● **ENTRIES**:
═══
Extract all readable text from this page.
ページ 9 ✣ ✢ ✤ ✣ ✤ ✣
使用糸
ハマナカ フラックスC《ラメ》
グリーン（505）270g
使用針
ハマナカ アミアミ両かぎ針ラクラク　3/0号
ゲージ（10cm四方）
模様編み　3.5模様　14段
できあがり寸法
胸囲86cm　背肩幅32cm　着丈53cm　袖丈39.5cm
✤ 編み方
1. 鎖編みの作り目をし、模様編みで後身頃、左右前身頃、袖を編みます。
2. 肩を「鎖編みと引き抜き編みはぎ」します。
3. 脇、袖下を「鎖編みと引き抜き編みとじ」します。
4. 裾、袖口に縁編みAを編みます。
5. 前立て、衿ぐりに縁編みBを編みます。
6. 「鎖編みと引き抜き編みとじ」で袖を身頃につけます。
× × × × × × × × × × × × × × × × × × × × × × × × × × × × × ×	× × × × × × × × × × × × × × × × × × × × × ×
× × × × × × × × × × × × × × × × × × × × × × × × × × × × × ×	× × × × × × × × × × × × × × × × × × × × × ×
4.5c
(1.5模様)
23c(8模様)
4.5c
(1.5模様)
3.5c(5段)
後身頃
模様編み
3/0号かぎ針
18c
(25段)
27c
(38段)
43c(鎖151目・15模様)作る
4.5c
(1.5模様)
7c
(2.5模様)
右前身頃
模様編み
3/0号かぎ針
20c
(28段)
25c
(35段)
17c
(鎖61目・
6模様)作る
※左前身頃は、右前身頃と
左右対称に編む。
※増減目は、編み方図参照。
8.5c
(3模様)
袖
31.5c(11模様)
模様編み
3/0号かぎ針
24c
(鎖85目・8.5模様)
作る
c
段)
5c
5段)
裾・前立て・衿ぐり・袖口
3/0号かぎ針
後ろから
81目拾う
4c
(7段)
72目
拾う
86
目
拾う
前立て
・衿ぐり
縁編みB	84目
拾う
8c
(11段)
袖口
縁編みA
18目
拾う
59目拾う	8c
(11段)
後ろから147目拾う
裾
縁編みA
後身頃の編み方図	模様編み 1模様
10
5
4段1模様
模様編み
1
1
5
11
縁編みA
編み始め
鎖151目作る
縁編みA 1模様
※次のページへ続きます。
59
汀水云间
═══
● **THE EXERCISE**: Find how many lines in the listing contain the word "ハマナカ" and give that count alone.

● **ANSWER FOR THIS EXERCISE**: 2